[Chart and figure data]
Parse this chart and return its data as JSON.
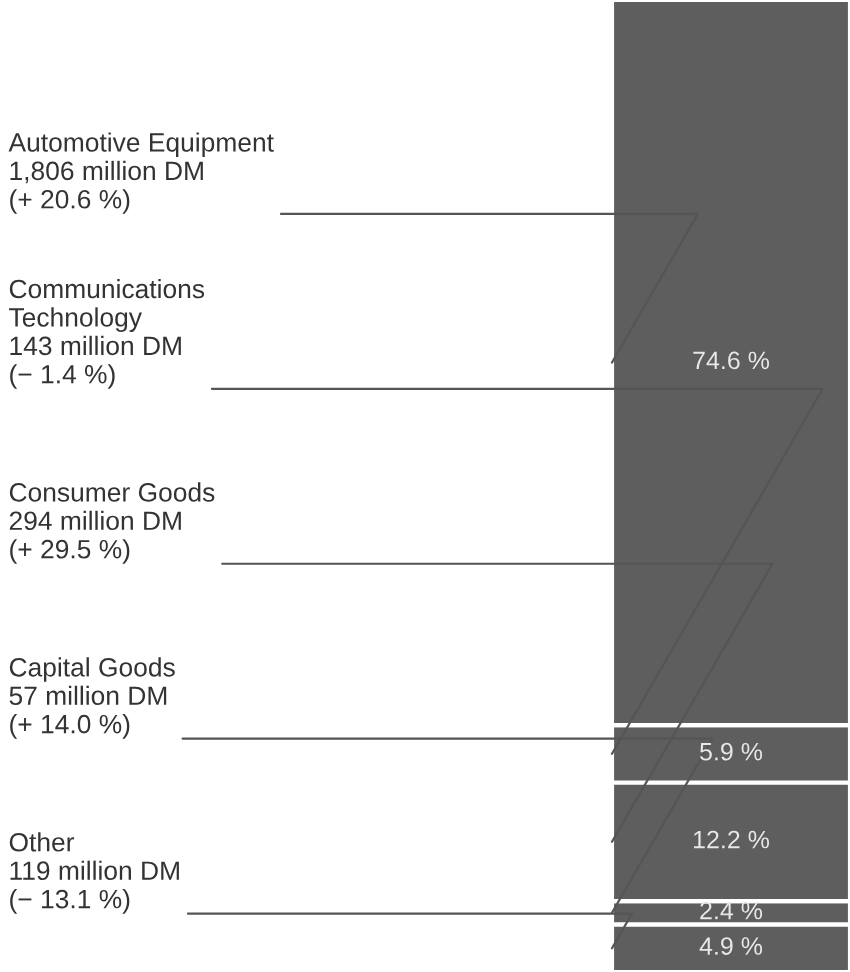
{
  "chart_data": {
    "type": "bar",
    "stacked": true,
    "categories": [
      null
    ],
    "series": [
      {
        "name": "Other\n119 million DM\n(− 13.1 %)",
        "color": "#5e5e5e",
        "values": [
          4.9
        ],
        "value_labels": [
          "4.9 %"
        ]
      },
      {
        "name": "Capital Goods\n57 million DM\n(+ 14.0 %)",
        "color": "#5e5e5e",
        "values": [
          2.4
        ],
        "value_labels": [
          "2.4 %"
        ]
      },
      {
        "name": "Consumer Goods\n294 million DM\n(+ 29.5 %)",
        "color": "#5e5e5e",
        "values": [
          12.2
        ],
        "value_labels": [
          "12.2 %"
        ]
      },
      {
        "name": "Communications\nTechnology\n143 million DM\n(− 1.4 %)",
        "color": "#5e5e5e",
        "values": [
          5.9
        ],
        "value_labels": [
          "5.9 %"
        ]
      },
      {
        "name": "Automotive Equipment\n1,806 million DM\n(+ 20.6 %)",
        "color": "#5e5e5e",
        "values": [
          74.6
        ],
        "value_labels": [
          "74.6 %"
        ]
      }
    ]
  }
}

◆ Task directions:
Every record gets retyped exactly; no picture goes into the copy.

◆ Reply to the task:
Parse this chart and return its data as JSON.
{
  "chart_data": {
    "type": "bar",
    "stacked": true,
    "categories": [
      null
    ],
    "series": [
      {
        "name": "Other\n119 million DM\n(− 13.1 %)",
        "color": "#5e5e5e",
        "values": [
          4.9
        ],
        "value_labels": [
          "4.9 %"
        ]
      },
      {
        "name": "Capital Goods\n57 million DM\n(+ 14.0 %)",
        "color": "#5e5e5e",
        "values": [
          2.4
        ],
        "value_labels": [
          "2.4 %"
        ]
      },
      {
        "name": "Consumer Goods\n294 million DM\n(+ 29.5 %)",
        "color": "#5e5e5e",
        "values": [
          12.2
        ],
        "value_labels": [
          "12.2 %"
        ]
      },
      {
        "name": "Communications\nTechnology\n143 million DM\n(− 1.4 %)",
        "color": "#5e5e5e",
        "values": [
          5.9
        ],
        "value_labels": [
          "5.9 %"
        ]
      },
      {
        "name": "Automotive Equipment\n1,806 million DM\n(+ 20.6 %)",
        "color": "#5e5e5e",
        "values": [
          74.6
        ],
        "value_labels": [
          "74.6 %"
        ]
      }
    ]
  }
}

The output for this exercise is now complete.